Aim: Extract each line of the records below that contains the word "network".

────────────────────

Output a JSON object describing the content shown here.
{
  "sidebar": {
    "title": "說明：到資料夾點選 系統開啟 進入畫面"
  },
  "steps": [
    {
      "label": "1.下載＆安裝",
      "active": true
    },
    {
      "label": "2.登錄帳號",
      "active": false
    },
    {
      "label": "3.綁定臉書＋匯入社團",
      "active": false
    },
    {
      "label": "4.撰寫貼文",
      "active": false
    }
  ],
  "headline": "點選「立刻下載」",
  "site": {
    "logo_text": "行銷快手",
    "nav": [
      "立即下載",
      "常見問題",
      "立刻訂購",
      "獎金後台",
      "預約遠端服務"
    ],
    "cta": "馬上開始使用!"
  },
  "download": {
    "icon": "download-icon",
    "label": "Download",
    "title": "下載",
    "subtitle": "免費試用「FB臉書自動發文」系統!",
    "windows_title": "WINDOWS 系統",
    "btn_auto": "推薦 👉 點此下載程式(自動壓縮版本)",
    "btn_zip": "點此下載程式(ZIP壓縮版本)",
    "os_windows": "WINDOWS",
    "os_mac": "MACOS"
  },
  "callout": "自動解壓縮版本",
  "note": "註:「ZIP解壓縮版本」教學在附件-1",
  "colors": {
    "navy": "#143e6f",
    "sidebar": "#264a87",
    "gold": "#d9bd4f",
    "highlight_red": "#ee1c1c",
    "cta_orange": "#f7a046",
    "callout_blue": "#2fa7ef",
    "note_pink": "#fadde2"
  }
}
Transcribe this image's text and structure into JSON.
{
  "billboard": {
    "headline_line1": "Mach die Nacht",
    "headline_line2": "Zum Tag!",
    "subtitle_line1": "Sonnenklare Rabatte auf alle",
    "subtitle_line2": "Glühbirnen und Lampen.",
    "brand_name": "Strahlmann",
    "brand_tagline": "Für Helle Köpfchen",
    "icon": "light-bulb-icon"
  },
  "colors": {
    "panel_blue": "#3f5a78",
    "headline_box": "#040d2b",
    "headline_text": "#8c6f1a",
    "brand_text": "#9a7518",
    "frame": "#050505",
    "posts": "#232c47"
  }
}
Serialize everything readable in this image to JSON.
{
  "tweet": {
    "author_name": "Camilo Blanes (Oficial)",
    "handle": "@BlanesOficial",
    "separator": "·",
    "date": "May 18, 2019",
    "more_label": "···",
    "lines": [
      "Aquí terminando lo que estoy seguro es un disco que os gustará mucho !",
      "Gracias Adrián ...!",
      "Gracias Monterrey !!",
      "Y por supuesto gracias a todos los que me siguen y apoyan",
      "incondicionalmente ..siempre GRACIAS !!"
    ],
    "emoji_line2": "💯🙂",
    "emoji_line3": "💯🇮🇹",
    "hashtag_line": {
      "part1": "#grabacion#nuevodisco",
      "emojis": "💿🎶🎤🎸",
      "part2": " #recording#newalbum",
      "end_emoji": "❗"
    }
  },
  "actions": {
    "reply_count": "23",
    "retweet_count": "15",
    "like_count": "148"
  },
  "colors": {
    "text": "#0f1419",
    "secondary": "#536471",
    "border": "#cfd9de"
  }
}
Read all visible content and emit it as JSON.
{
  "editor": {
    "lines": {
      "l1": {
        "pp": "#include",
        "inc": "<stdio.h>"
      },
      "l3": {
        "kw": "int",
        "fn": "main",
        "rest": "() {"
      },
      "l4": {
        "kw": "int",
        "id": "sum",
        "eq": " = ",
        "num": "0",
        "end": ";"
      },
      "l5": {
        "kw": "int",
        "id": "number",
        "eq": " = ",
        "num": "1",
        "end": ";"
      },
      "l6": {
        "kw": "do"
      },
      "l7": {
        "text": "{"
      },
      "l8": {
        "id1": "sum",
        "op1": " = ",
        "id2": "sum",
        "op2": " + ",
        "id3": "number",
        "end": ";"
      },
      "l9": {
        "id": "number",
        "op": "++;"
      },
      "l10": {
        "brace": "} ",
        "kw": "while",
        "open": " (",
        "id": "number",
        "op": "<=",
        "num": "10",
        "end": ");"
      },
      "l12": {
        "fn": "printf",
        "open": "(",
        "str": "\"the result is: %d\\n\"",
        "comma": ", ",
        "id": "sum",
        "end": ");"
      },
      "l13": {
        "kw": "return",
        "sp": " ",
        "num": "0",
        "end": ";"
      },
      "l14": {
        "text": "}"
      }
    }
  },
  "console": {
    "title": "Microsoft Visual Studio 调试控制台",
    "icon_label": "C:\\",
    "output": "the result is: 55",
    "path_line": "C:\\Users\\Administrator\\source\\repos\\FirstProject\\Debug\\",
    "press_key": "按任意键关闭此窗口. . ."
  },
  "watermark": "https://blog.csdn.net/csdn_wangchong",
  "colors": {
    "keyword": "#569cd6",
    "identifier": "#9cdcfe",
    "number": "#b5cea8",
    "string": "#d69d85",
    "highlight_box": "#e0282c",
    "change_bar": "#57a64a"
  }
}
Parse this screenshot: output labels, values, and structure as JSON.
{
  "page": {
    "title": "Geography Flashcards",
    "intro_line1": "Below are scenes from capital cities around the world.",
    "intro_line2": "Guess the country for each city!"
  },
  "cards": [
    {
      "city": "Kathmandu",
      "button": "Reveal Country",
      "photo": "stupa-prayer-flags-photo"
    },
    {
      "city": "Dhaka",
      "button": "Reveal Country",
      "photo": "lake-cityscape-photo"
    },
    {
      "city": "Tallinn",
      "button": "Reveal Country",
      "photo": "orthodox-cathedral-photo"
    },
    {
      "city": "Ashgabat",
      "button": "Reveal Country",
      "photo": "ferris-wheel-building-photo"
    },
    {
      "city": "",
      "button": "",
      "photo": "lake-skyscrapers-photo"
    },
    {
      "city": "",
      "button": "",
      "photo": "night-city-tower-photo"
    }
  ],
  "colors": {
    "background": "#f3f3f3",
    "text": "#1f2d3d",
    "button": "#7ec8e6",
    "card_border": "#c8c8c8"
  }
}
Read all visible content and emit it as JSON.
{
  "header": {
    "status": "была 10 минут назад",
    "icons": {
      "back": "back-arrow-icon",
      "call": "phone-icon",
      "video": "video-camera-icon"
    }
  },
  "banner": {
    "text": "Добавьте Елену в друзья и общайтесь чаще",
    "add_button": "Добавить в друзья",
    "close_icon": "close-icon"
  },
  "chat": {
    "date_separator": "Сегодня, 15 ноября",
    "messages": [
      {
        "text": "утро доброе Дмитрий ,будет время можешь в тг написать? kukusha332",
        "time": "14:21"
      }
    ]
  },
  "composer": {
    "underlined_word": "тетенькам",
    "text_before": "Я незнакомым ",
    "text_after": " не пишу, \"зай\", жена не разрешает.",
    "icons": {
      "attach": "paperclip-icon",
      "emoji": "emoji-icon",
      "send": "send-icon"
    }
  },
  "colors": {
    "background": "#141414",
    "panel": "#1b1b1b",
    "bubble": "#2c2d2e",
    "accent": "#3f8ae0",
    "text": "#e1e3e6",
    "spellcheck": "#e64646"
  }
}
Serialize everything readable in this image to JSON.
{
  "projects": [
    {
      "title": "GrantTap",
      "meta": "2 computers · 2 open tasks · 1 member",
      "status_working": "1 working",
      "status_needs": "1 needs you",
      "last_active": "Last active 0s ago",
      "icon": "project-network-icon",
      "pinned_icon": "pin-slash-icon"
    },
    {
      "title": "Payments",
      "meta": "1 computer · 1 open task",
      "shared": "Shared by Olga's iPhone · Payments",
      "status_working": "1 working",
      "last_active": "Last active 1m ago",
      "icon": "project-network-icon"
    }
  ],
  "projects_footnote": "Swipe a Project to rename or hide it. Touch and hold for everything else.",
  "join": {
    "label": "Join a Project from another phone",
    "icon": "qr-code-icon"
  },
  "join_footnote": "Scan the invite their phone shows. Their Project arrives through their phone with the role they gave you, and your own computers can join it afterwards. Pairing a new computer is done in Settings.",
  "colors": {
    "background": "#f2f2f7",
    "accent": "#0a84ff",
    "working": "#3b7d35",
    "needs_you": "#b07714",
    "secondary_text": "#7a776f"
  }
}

────────────────────

Final answer:
      "icon": "project-network-icon",
      "icon": "project-network-icon"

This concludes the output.